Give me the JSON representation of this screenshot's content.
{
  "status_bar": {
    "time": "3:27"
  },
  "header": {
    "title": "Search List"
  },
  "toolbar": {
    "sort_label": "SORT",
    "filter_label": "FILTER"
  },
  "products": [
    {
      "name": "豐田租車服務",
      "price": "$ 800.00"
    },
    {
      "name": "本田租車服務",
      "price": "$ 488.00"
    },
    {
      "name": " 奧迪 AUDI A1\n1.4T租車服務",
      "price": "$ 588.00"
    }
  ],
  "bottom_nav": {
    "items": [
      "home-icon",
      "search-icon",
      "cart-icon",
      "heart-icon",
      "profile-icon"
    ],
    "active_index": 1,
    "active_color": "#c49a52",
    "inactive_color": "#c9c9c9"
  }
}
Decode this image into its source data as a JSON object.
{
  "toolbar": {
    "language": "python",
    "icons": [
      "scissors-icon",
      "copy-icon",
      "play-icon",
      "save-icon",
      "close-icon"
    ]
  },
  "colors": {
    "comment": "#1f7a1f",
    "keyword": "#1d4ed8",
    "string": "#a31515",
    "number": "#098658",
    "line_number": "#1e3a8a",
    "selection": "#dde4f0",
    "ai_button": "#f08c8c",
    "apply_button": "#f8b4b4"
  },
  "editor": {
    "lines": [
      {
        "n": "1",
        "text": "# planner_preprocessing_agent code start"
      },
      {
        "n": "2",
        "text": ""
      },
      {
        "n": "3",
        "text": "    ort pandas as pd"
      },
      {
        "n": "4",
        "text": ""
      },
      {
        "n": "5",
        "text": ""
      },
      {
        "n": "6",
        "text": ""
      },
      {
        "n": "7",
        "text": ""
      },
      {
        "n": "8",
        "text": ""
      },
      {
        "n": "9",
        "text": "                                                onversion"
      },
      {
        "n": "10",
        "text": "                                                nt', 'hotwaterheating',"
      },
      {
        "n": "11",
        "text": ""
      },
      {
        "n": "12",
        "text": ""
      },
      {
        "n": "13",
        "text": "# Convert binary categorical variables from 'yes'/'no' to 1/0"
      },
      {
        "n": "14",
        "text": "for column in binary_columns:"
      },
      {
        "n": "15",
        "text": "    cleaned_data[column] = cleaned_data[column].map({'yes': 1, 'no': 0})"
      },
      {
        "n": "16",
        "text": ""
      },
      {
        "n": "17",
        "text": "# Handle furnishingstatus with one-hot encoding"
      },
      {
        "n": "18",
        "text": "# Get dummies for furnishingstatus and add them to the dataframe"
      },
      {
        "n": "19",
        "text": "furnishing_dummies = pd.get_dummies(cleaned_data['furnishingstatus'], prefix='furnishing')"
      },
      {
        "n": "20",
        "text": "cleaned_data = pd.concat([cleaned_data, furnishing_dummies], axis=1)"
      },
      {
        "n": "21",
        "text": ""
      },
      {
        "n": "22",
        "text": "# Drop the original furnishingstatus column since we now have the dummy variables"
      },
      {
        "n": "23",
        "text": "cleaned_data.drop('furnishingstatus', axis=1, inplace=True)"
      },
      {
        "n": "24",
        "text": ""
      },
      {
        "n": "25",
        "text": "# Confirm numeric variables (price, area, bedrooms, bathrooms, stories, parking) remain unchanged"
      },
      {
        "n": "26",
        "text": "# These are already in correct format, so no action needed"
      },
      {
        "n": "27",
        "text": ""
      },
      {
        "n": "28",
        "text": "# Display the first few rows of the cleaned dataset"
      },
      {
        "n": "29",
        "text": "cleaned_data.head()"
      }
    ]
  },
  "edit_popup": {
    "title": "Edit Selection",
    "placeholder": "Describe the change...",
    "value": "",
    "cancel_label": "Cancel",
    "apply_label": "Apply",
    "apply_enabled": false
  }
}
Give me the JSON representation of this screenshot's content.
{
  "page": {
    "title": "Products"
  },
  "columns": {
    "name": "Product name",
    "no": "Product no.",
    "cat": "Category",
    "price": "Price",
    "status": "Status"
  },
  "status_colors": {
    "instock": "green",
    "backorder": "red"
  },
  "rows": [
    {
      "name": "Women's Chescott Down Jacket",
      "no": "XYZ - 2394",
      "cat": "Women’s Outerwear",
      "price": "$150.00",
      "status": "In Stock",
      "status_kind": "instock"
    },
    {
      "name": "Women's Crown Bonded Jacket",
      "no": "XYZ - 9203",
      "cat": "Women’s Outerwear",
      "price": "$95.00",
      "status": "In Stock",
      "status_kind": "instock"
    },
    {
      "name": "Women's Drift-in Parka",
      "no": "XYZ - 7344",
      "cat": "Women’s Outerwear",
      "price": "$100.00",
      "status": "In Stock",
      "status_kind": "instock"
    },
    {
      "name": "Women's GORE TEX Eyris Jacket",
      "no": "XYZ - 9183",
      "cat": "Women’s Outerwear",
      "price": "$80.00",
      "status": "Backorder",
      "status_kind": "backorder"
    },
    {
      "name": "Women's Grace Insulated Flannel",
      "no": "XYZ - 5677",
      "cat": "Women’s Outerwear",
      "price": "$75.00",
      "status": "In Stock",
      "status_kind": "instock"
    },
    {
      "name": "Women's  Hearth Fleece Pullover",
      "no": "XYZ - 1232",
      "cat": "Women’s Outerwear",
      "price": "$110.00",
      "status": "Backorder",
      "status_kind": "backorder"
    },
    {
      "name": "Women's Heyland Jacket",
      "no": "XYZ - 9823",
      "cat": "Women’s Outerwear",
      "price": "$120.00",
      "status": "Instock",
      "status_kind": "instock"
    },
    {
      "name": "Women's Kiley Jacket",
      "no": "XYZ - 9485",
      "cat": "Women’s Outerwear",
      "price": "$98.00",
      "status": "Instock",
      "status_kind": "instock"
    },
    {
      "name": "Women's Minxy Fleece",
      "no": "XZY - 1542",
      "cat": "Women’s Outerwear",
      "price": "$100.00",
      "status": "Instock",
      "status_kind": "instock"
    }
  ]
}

**Required work**
Return every record, word for word.

**Worked solution**
Give me the JSON representation of this screenshot's content.
{
  "status_bar": {
    "time": "3:27"
  },
  "header": {
    "title": "Search List"
  },
  "toolbar": {
    "sort_label": "SORT",
    "filter_label": "FILTER"
  },
  "products": [
    {
      "name": "豐田租車服務",
      "price": "$ 800.00"
    },
    {
      "name": "本田租車服務",
      "price": "$ 488.00"
    },
    {
      "name": " 奧迪 AUDI A1\n1.4T租車服務",
      "price": "$ 588.00"
    }
  ],
  "bottom_nav": {
    "items": [
      "home-icon",
      "search-icon",
      "cart-icon",
      "heart-icon",
      "profile-icon"
    ],
    "active_index": 1,
    "active_color": "#c49a52",
    "inactive_color": "#c9c9c9"
  }
}
Decode this image into its source data as a JSON object.
{
  "toolbar": {
    "language": "python",
    "icons": [
      "scissors-icon",
      "copy-icon",
      "play-icon",
      "save-icon",
      "close-icon"
    ]
  },
  "colors": {
    "comment": "#1f7a1f",
    "keyword": "#1d4ed8",
    "string": "#a31515",
    "number": "#098658",
    "line_number": "#1e3a8a",
    "selection": "#dde4f0",
    "ai_button": "#f08c8c",
    "apply_button": "#f8b4b4"
  },
  "editor": {
    "lines": [
      {
        "n": "1",
        "text": "# planner_preprocessing_agent code start"
      },
      {
        "n": "2",
        "text": ""
      },
      {
        "n": "3",
        "text": "    ort pandas as pd"
      },
      {
        "n": "4",
        "text": ""
      },
      {
        "n": "5",
        "text": ""
      },
      {
        "n": "6",
        "text": ""
      },
      {
        "n": "7",
        "text": ""
      },
      {
        "n": "8",
        "text": ""
      },
      {
        "n": "9",
        "text": "                                                onversion"
      },
      {
        "n": "10",
        "text": "                                                nt', 'hotwaterheating',"
      },
      {
        "n": "11",
        "text": ""
      },
      {
        "n": "12",
        "text": ""
      },
      {
        "n": "13",
        "text": "# Convert binary categorical variables from 'yes'/'no' to 1/0"
      },
      {
        "n": "14",
        "text": "for column in binary_columns:"
      },
      {
        "n": "15",
        "text": "    cleaned_data[column] = cleaned_data[column].map({'yes': 1, 'no': 0})"
      },
      {
        "n": "16",
        "text": ""
      },
      {
        "n": "17",
        "text": "# Handle furnishingstatus with one-hot encoding"
      },
      {
        "n": "18",
        "text": "# Get dummies for furnishingstatus and add them to the dataframe"
      },
      {
        "n": "19",
        "text": "furnishing_dummies = pd.get_dummies(cleaned_data['furnishingstatus'], prefix='furnishing')"
      },
      {
        "n": "20",
        "text": "cleaned_data = pd.concat([cleaned_data, furnishing_dummies], axis=1)"
      },
      {
        "n": "21",
        "text": ""
      },
      {
        "n": "22",
        "text": "# Drop the original furnishingstatus column since we now have the dummy variables"
      },
      {
        "n": "23",
        "text": "cleaned_data.drop('furnishingstatus', axis=1, inplace=True)"
      },
      {
        "n": "24",
        "text": ""
      },
      {
        "n": "25",
        "text": "# Confirm numeric variables (price, area, bedrooms, bathrooms, stories, parking) remain unchanged"
      },
      {
        "n": "26",
        "text": "# These are already in correct format, so no action needed"
      },
      {
        "n": "27",
        "text": ""
      },
      {
        "n": "28",
        "text": "# Display the first few rows of the cleaned dataset"
      },
      {
        "n": "29",
        "text": "cleaned_data.head()"
      }
    ]
  },
  "edit_popup": {
    "title": "Edit Selection",
    "placeholder": "Describe the change...",
    "value": "",
    "cancel_label": "Cancel",
    "apply_label": "Apply",
    "apply_enabled": false
  }
}
Give me the JSON representation of this screenshot's content.
{
  "page": {
    "title": "Products"
  },
  "columns": {
    "name": "Product name",
    "no": "Product no.",
    "cat": "Category",
    "price": "Price",
    "status": "Status"
  },
  "status_colors": {
    "instock": "green",
    "backorder": "red"
  },
  "rows": [
    {
      "name": "Women's Chescott Down Jacket",
      "no": "XYZ - 2394",
      "cat": "Women’s Outerwear",
      "price": "$150.00",
      "status": "In Stock",
      "status_kind": "instock"
    },
    {
      "name": "Women's Crown Bonded Jacket",
      "no": "XYZ - 9203",
      "cat": "Women’s Outerwear",
      "price": "$95.00",
      "status": "In Stock",
      "status_kind": "instock"
    },
    {
      "name": "Women's Drift-in Parka",
      "no": "XYZ - 7344",
      "cat": "Women’s Outerwear",
      "price": "$100.00",
      "status": "In Stock",
      "status_kind": "instock"
    },
    {
      "name": "Women's GORE TEX Eyris Jacket",
      "no": "XYZ - 9183",
      "cat": "Women’s Outerwear",
      "price": "$80.00",
      "status": "Backorder",
      "status_kind": "backorder"
    },
    {
      "name": "Women's Grace Insulated Flannel",
      "no": "XYZ - 5677",
      "cat": "Women’s Outerwear",
      "price": "$75.00",
      "status": "In Stock",
      "status_kind": "instock"
    },
    {
      "name": "Women's  Hearth Fleece Pullover",
      "no": "XYZ - 1232",
      "cat": "Women’s Outerwear",
      "price": "$110.00",
      "status": "Backorder",
      "status_kind": "backorder"
    },
    {
      "name": "Women's Heyland Jacket",
      "no": "XYZ - 9823",
      "cat": "Women’s Outerwear",
      "price": "$120.00",
      "status": "Instock",
      "status_kind": "instock"
    },
    {
      "name": "Women's Kiley Jacket",
      "no": "XYZ - 9485",
      "cat": "Women’s Outerwear",
      "price": "$98.00",
      "status": "Instock",
      "status_kind": "instock"
    },
    {
      "name": "Women's Minxy Fleece",
      "no": "XZY - 1542",
      "cat": "Women’s Outerwear",
      "price": "$100.00",
      "status": "Instock",
      "status_kind": "instock"
    }
  ]
}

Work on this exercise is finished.